Exercise requirements: Repeat each line word for word.

Given information:
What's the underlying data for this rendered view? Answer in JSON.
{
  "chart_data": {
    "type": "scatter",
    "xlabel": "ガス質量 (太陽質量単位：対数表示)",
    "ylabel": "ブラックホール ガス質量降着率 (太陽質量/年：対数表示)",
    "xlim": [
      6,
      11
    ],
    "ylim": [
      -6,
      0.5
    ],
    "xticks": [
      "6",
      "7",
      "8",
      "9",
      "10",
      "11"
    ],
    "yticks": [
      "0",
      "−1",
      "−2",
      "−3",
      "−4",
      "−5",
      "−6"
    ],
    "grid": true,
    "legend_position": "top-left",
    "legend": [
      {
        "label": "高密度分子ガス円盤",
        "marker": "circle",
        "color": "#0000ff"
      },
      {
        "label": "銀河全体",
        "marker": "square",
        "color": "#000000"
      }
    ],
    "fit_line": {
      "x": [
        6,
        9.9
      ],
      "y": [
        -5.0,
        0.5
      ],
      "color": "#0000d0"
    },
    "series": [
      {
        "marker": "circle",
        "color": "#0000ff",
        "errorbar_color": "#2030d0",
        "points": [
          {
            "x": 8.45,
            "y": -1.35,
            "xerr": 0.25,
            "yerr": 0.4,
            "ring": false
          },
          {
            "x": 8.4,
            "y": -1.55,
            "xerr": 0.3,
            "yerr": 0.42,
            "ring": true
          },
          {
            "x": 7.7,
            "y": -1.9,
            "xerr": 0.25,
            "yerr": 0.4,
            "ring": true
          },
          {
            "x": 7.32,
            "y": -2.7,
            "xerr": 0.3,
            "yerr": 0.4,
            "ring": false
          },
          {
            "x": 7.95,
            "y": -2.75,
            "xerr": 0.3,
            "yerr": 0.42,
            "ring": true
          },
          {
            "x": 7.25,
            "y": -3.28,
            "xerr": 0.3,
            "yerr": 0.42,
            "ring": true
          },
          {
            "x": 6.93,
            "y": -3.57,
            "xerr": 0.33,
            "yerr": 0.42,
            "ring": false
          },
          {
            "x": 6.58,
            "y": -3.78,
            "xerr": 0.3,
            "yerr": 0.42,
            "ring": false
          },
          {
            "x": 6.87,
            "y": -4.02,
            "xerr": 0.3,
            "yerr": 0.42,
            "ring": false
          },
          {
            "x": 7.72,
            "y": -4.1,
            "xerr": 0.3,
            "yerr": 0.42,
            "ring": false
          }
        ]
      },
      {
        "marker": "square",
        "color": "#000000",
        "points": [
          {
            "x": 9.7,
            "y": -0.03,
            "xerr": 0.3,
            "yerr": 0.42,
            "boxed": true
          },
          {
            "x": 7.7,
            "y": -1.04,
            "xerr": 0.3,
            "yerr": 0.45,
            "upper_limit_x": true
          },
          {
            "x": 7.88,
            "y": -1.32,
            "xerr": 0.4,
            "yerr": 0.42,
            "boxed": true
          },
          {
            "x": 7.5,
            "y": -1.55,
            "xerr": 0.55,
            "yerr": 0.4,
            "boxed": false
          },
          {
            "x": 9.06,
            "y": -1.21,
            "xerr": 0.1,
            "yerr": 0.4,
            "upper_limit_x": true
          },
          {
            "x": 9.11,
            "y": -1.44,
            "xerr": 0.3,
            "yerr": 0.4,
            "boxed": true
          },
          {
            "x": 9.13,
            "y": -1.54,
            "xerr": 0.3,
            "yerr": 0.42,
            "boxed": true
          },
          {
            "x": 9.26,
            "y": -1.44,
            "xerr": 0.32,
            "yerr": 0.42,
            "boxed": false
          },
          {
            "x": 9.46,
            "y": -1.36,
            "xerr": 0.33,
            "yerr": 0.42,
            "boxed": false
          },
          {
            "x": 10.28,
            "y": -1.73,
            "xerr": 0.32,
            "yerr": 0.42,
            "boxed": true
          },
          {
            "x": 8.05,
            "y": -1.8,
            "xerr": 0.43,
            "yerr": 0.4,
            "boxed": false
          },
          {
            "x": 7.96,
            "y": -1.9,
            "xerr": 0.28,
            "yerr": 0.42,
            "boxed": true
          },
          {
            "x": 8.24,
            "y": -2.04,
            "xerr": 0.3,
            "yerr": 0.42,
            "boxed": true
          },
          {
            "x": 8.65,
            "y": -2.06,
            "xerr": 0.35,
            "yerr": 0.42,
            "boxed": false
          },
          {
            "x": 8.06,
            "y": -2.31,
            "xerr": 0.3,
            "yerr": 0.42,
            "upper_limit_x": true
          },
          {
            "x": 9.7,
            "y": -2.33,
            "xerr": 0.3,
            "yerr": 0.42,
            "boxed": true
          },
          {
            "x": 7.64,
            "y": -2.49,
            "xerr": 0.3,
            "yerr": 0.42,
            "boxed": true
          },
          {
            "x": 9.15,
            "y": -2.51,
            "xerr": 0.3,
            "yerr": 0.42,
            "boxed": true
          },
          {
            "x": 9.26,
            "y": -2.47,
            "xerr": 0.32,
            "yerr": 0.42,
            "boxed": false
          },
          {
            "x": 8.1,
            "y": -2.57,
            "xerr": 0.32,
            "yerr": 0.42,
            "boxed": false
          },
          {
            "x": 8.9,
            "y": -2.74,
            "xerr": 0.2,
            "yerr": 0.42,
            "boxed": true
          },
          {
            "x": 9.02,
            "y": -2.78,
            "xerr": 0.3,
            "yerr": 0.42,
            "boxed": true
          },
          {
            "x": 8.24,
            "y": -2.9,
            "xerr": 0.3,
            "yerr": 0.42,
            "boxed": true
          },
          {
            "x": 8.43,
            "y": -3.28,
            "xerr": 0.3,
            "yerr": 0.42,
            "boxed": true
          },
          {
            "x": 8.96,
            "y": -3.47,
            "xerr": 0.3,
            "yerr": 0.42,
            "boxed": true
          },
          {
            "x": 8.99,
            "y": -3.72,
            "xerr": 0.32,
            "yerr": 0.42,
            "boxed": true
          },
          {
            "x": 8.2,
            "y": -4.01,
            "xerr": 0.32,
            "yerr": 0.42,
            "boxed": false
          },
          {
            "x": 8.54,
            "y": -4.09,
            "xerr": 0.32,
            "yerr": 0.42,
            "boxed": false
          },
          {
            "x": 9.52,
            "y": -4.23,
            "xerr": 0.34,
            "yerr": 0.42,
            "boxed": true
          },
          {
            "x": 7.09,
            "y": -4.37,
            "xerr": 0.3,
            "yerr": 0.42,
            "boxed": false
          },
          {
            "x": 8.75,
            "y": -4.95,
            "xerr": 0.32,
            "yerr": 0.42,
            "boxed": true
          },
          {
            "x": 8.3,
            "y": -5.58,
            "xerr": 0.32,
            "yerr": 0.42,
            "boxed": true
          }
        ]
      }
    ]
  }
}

Answer to the task:
What's the underlying data for this rendered view? Answer in JSON.
{
  "chart_data": {
    "type": "scatter",
    "xlabel": "ガス質量 (太陽質量単位：対数表示)",
    "ylabel": "ブラックホール ガス質量降着率 (太陽質量/年：対数表示)",
    "xlim": [
      6,
      11
    ],
    "ylim": [
      -6,
      0.5
    ],
    "xticks": [
      "6",
      "7",
      "8",
      "9",
      "10",
      "11"
    ],
    "yticks": [
      "0",
      "−1",
      "−2",
      "−3",
      "−4",
      "−5",
      "−6"
    ],
    "grid": true,
    "legend_position": "top-left",
    "legend": [
      {
        "label": "高密度分子ガス円盤",
        "marker": "circle",
        "color": "#0000ff"
      },
      {
        "label": "銀河全体",
        "marker": "square",
        "color": "#000000"
      }
    ],
    "fit_line": {
      "x": [
        6,
        9.9
      ],
      "y": [
        -5.0,
        0.5
      ],
      "color": "#0000d0"
    },
    "series": [
      {
        "marker": "circle",
        "color": "#0000ff",
        "errorbar_color": "#2030d0",
        "points": [
          {
            "x": 8.45,
            "y": -1.35,
            "xerr": 0.25,
            "yerr": 0.4,
            "ring": false
          },
          {
            "x": 8.4,
            "y": -1.55,
            "xerr": 0.3,
            "yerr": 0.42,
            "ring": true
          },
          {
            "x": 7.7,
            "y": -1.9,
            "xerr": 0.25,
            "yerr": 0.4,
            "ring": true
          },
          {
            "x": 7.32,
            "y": -2.7,
            "xerr": 0.3,
            "yerr": 0.4,
            "ring": false
          },
          {
            "x": 7.95,
            "y": -2.75,
            "xerr": 0.3,
            "yerr": 0.42,
            "ring": true
          },
          {
            "x": 7.25,
            "y": -3.28,
            "xerr": 0.3,
            "yerr": 0.42,
            "ring": true
          },
          {
            "x": 6.93,
            "y": -3.57,
            "xerr": 0.33,
            "yerr": 0.42,
            "ring": false
          },
          {
            "x": 6.58,
            "y": -3.78,
            "xerr": 0.3,
            "yerr": 0.42,
            "ring": false
          },
          {
            "x": 6.87,
            "y": -4.02,
            "xerr": 0.3,
            "yerr": 0.42,
            "ring": false
          },
          {
            "x": 7.72,
            "y": -4.1,
            "xerr": 0.3,
            "yerr": 0.42,
            "ring": false
          }
        ]
      },
      {
        "marker": "square",
        "color": "#000000",
        "points": [
          {
            "x": 9.7,
            "y": -0.03,
            "xerr": 0.3,
            "yerr": 0.42,
            "boxed": true
          },
          {
            "x": 7.7,
            "y": -1.04,
            "xerr": 0.3,
            "yerr": 0.45,
            "upper_limit_x": true
          },
          {
            "x": 7.88,
            "y": -1.32,
            "xerr": 0.4,
            "yerr": 0.42,
            "boxed": true
          },
          {
            "x": 7.5,
            "y": -1.55,
            "xerr": 0.55,
            "yerr": 0.4,
            "boxed": false
          },
          {
            "x": 9.06,
            "y": -1.21,
            "xerr": 0.1,
            "yerr": 0.4,
            "upper_limit_x": true
          },
          {
            "x": 9.11,
            "y": -1.44,
            "xerr": 0.3,
            "yerr": 0.4,
            "boxed": true
          },
          {
            "x": 9.13,
            "y": -1.54,
            "xerr": 0.3,
            "yerr": 0.42,
            "boxed": true
          },
          {
            "x": 9.26,
            "y": -1.44,
            "xerr": 0.32,
            "yerr": 0.42,
            "boxed": false
          },
          {
            "x": 9.46,
            "y": -1.36,
            "xerr": 0.33,
            "yerr": 0.42,
            "boxed": false
          },
          {
            "x": 10.28,
            "y": -1.73,
            "xerr": 0.32,
            "yerr": 0.42,
            "boxed": true
          },
          {
            "x": 8.05,
            "y": -1.8,
            "xerr": 0.43,
            "yerr": 0.4,
            "boxed": false
          },
          {
            "x": 7.96,
            "y": -1.9,
            "xerr": 0.28,
            "yerr": 0.42,
            "boxed": true
          },
          {
            "x": 8.24,
            "y": -2.04,
            "xerr": 0.3,
            "yerr": 0.42,
            "boxed": true
          },
          {
            "x": 8.65,
            "y": -2.06,
            "xerr": 0.35,
            "yerr": 0.42,
            "boxed": false
          },
          {
            "x": 8.06,
            "y": -2.31,
            "xerr": 0.3,
            "yerr": 0.42,
            "upper_limit_x": true
          },
          {
            "x": 9.7,
            "y": -2.33,
            "xerr": 0.3,
            "yerr": 0.42,
            "boxed": true
          },
          {
            "x": 7.64,
            "y": -2.49,
            "xerr": 0.3,
            "yerr": 0.42,
            "boxed": true
          },
          {
            "x": 9.15,
            "y": -2.51,
            "xerr": 0.3,
            "yerr": 0.42,
            "boxed": true
          },
          {
            "x": 9.26,
            "y": -2.47,
            "xerr": 0.32,
            "yerr": 0.42,
            "boxed": false
          },
          {
            "x": 8.1,
            "y": -2.57,
            "xerr": 0.32,
            "yerr": 0.42,
            "boxed": false
          },
          {
            "x": 8.9,
            "y": -2.74,
            "xerr": 0.2,
            "yerr": 0.42,
            "boxed": true
          },
          {
            "x": 9.02,
            "y": -2.78,
            "xerr": 0.3,
            "yerr": 0.42,
            "boxed": true
          },
          {
            "x": 8.24,
            "y": -2.9,
            "xerr": 0.3,
            "yerr": 0.42,
            "boxed": true
          },
          {
            "x": 8.43,
            "y": -3.28,
            "xerr": 0.3,
            "yerr": 0.42,
            "boxed": true
          },
          {
            "x": 8.96,
            "y": -3.47,
            "xerr": 0.3,
            "yerr": 0.42,
            "boxed": true
          },
          {
            "x": 8.99,
            "y": -3.72,
            "xerr": 0.32,
            "yerr": 0.42,
            "boxed": true
          },
          {
            "x": 8.2,
            "y": -4.01,
            "xerr": 0.32,
            "yerr": 0.42,
            "boxed": false
          },
          {
            "x": 8.54,
            "y": -4.09,
            "xerr": 0.32,
            "yerr": 0.42,
            "boxed": false
          },
          {
            "x": 9.52,
            "y": -4.23,
            "xerr": 0.34,
            "yerr": 0.42,
            "boxed": true
          },
          {
            "x": 7.09,
            "y": -4.37,
            "xerr": 0.3,
            "yerr": 0.42,
            "boxed": false
          },
          {
            "x": 8.75,
            "y": -4.95,
            "xerr": 0.32,
            "yerr": 0.42,
            "boxed": true
          },
          {
            "x": 8.3,
            "y": -5.58,
            "xerr": 0.32,
            "yerr": 0.42,
            "boxed": true
          }
        ]
      }
    ]
  }
}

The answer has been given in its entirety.